Task details
Every line holding the word "Convert" counts once. Give the total, nothing more.

•••

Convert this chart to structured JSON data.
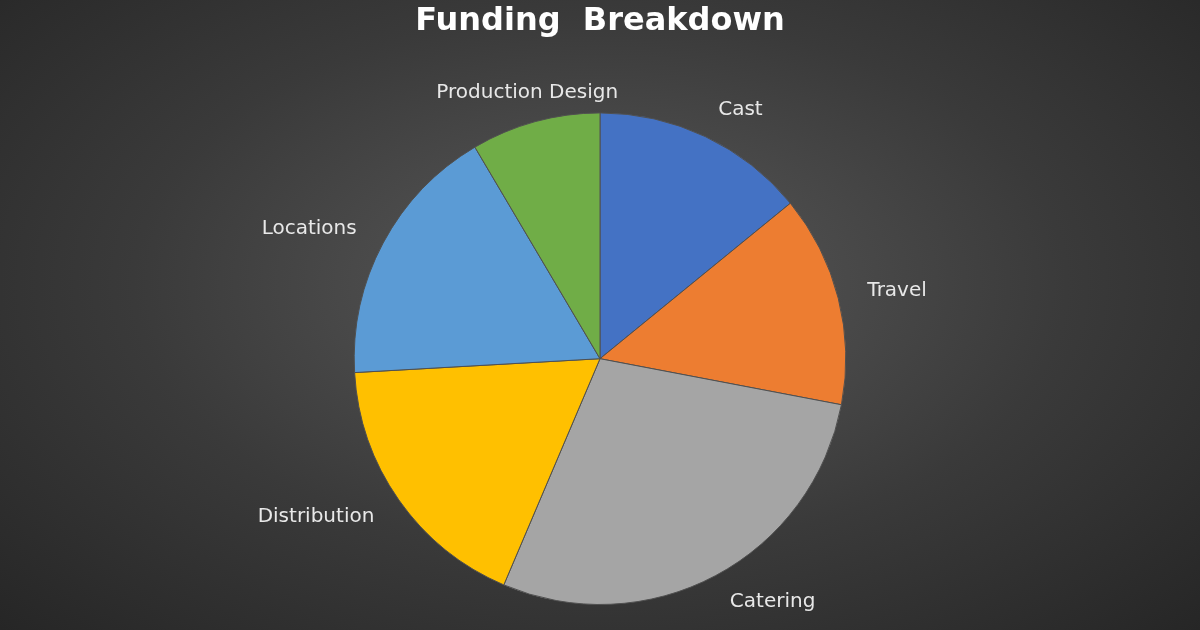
{
  "chart_data": {
    "type": "pie",
    "title": "Funding  Breakdown",
    "categories": [
      "Cast",
      "Travel",
      "Catering",
      "Distribution",
      "Locations",
      "Production Design"
    ],
    "values": [
      14.1,
      13.9,
      28.4,
      17.7,
      17.4,
      8.5
    ],
    "colors": [
      "#4472c4",
      "#ed7d31",
      "#a5a5a5",
      "#ffc000",
      "#5b9bd5",
      "#70ad47"
    ],
    "legend": false
  }
}
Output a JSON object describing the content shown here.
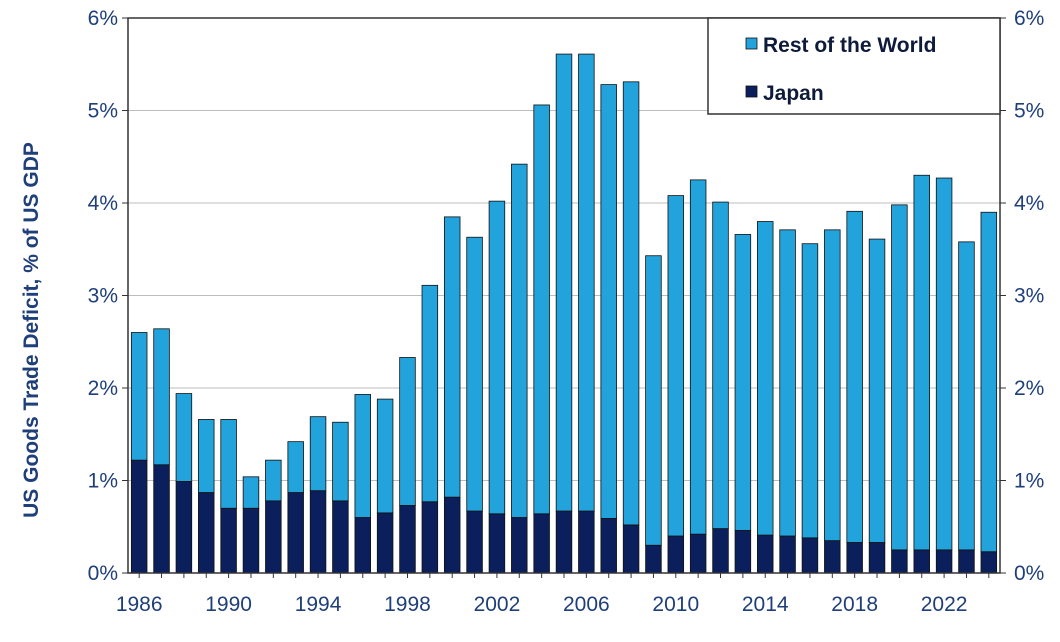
{
  "chart_data": {
    "type": "bar",
    "stacked": true,
    "title": "",
    "xlabel": "",
    "ylabel": "US Goods Trade Deficit, % of US GDP",
    "ylim": [
      0,
      6
    ],
    "y_ticks": [
      "0%",
      "1%",
      "2%",
      "3%",
      "4%",
      "5%",
      "6%"
    ],
    "y2_ticks": [
      "0%",
      "1%",
      "2%",
      "3%",
      "4%",
      "5%",
      "6%"
    ],
    "x_tick_labels": [
      "1986",
      "1990",
      "1994",
      "1998",
      "2002",
      "2006",
      "2010",
      "2014",
      "2018",
      "2022"
    ],
    "grid": "horizontal",
    "legend_position": "top-right",
    "categories": [
      1986,
      1987,
      1988,
      1989,
      1990,
      1991,
      1992,
      1993,
      1994,
      1995,
      1996,
      1997,
      1998,
      1999,
      2000,
      2001,
      2002,
      2003,
      2004,
      2005,
      2006,
      2007,
      2008,
      2009,
      2010,
      2011,
      2012,
      2013,
      2014,
      2015,
      2016,
      2017,
      2018,
      2019,
      2020,
      2021,
      2022,
      2023,
      2024
    ],
    "legend_order": [
      "Rest of the World",
      "Japan"
    ],
    "series": [
      {
        "name": "Japan",
        "color": "#0b1f5c",
        "values": [
          1.22,
          1.17,
          0.99,
          0.87,
          0.7,
          0.7,
          0.78,
          0.87,
          0.89,
          0.78,
          0.6,
          0.65,
          0.73,
          0.77,
          0.82,
          0.67,
          0.64,
          0.6,
          0.64,
          0.67,
          0.67,
          0.59,
          0.52,
          0.3,
          0.4,
          0.42,
          0.48,
          0.46,
          0.41,
          0.4,
          0.38,
          0.35,
          0.33,
          0.33,
          0.25,
          0.25,
          0.25,
          0.25,
          0.23
        ]
      },
      {
        "name": "Rest of the World",
        "color": "#22a3dc",
        "values": [
          1.38,
          1.47,
          0.95,
          0.79,
          0.96,
          0.34,
          0.44,
          0.55,
          0.8,
          0.85,
          1.33,
          1.23,
          1.6,
          2.34,
          3.03,
          2.96,
          3.38,
          3.82,
          4.42,
          4.94,
          4.94,
          4.69,
          4.79,
          3.13,
          3.68,
          3.83,
          3.53,
          3.2,
          3.39,
          3.31,
          3.18,
          3.36,
          3.58,
          3.28,
          3.73,
          4.05,
          4.02,
          3.33,
          3.67
        ]
      }
    ]
  }
}
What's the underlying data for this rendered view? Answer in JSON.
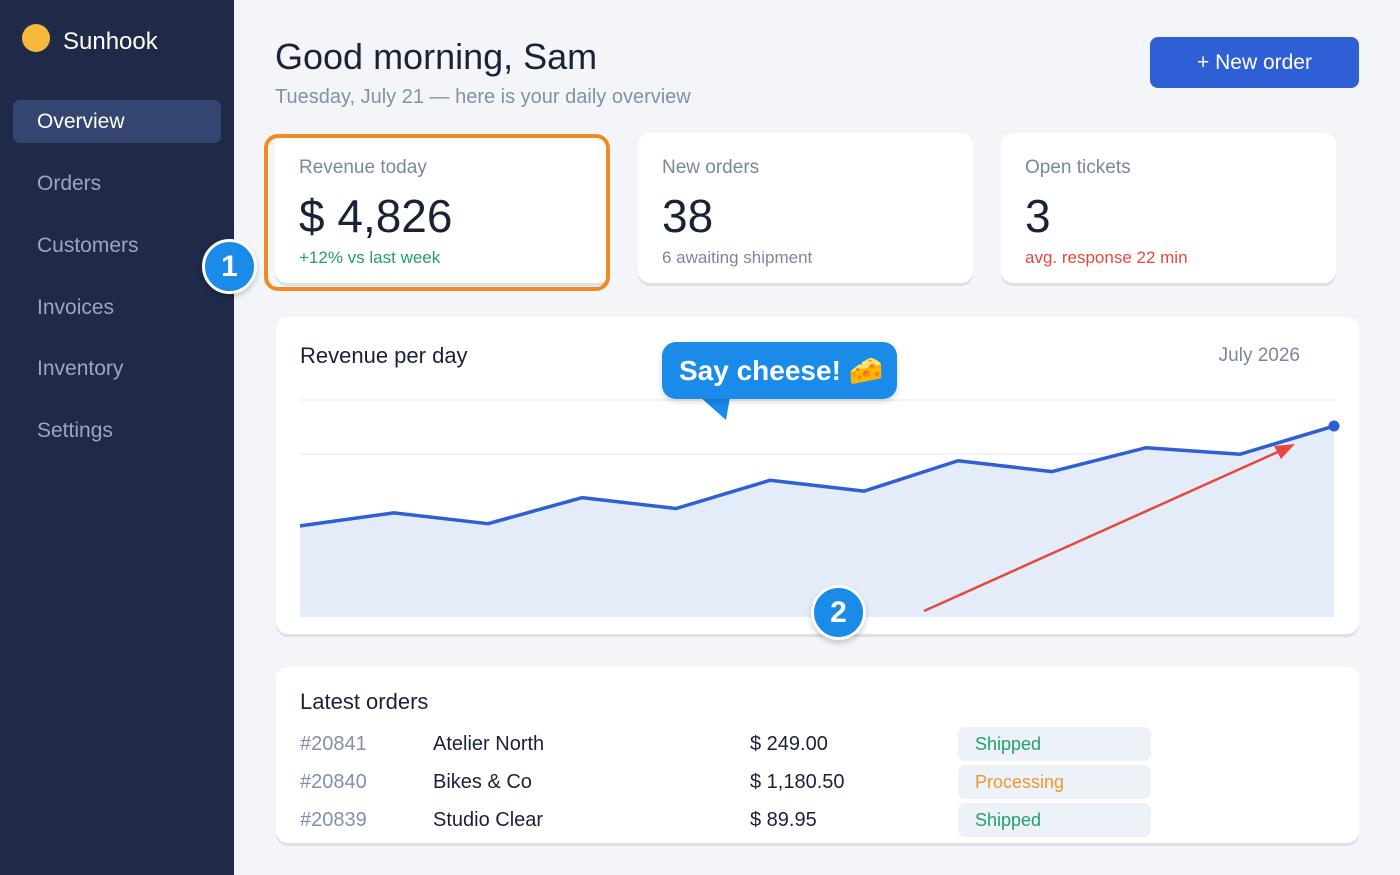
{
  "app": {
    "name": "Sunhook",
    "brand_color": "#f6b93b",
    "sidebar_bg": "#1e2a48",
    "accent": "#2f5fd4"
  },
  "sidebar": {
    "items": [
      {
        "label": "Overview",
        "active": true
      },
      {
        "label": "Orders",
        "active": false
      },
      {
        "label": "Customers",
        "active": false
      },
      {
        "label": "Invoices",
        "active": false
      },
      {
        "label": "Inventory",
        "active": false
      },
      {
        "label": "Settings",
        "active": false
      }
    ]
  },
  "header": {
    "title": "Good morning, Sam",
    "subtitle": "Tuesday, July 21 — here is your daily overview",
    "new_order_label": "+ New order"
  },
  "stats": [
    {
      "label": "Revenue today",
      "value": "$ 4,826",
      "note": "+12% vs last week",
      "note_tone": "positive"
    },
    {
      "label": "New orders",
      "value": "38",
      "note": "6 awaiting shipment",
      "note_tone": "neutral"
    },
    {
      "label": "Open tickets",
      "value": "3",
      "note": "avg. response 22 min",
      "note_tone": "negative"
    }
  ],
  "annotations": {
    "badge_1": "1",
    "badge_2": "2",
    "bubble_text": "Say cheese! 🧀",
    "highlight_color": "#f08a24",
    "arrow_color": "#e5483d",
    "badge_color": "#1a8be8"
  },
  "chart": {
    "title": "Revenue per day",
    "period": "July 2026",
    "line_color": "#2f5fd4",
    "fill_color": "#e4ecfa"
  },
  "chart_data": {
    "type": "area",
    "title": "Revenue per day",
    "series": [
      {
        "values": [
          0.42,
          0.48,
          0.43,
          0.55,
          0.5,
          0.63,
          0.58,
          0.72,
          0.67,
          0.78,
          0.75,
          0.88
        ]
      }
    ],
    "ylim": [
      0,
      1
    ],
    "grid": true,
    "grid_lines": 3
  },
  "orders": {
    "title": "Latest orders",
    "rows": [
      {
        "id": "#20841",
        "customer": "Atelier North",
        "amount": "$ 249.00",
        "status": "Shipped",
        "status_tone": "positive"
      },
      {
        "id": "#20840",
        "customer": "Bikes & Co",
        "amount": "$ 1,180.50",
        "status": "Processing",
        "status_tone": "warning"
      },
      {
        "id": "#20839",
        "customer": "Studio Clear",
        "amount": "$ 89.95",
        "status": "Shipped",
        "status_tone": "positive"
      }
    ]
  }
}
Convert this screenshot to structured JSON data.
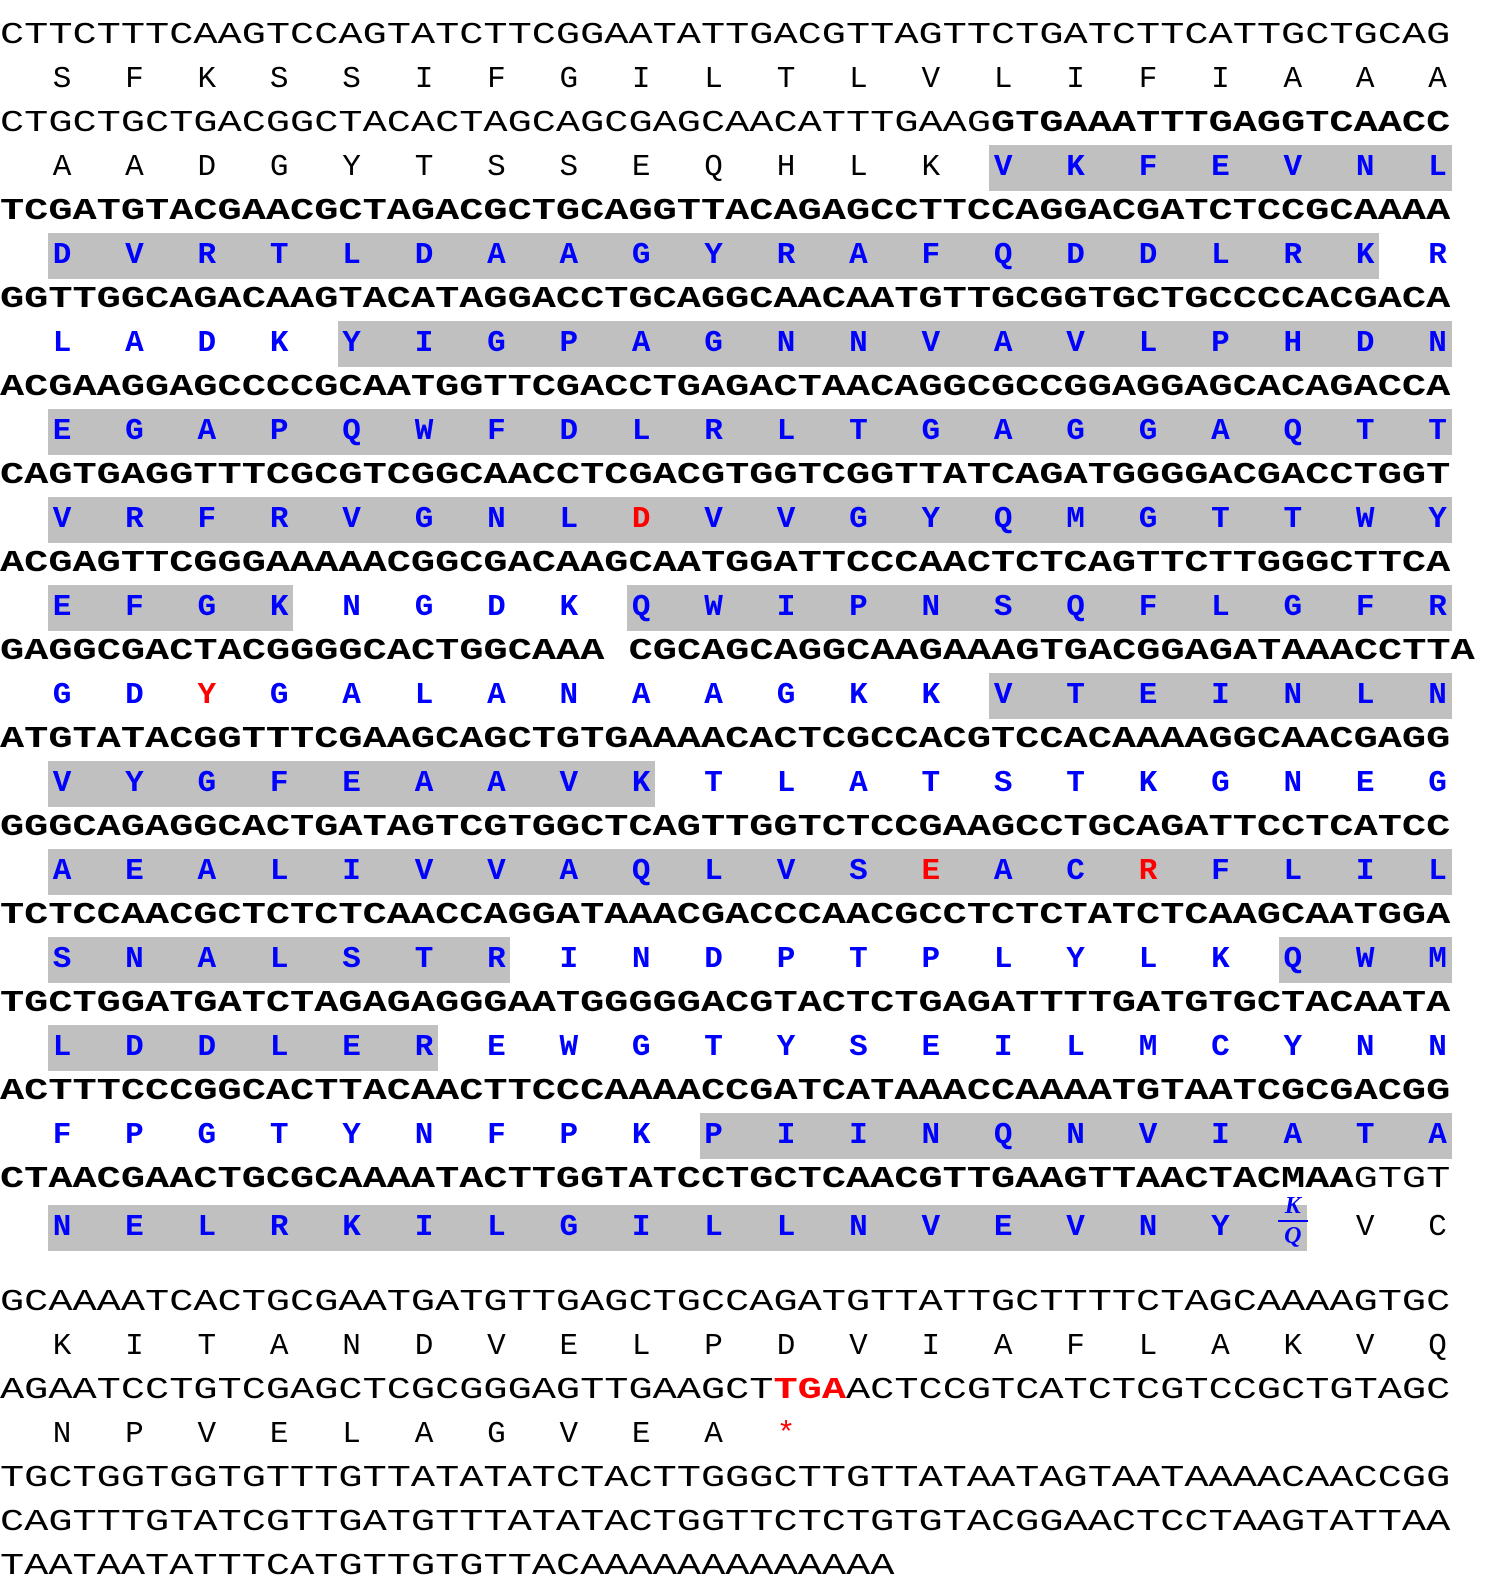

•••

Solved exercise
2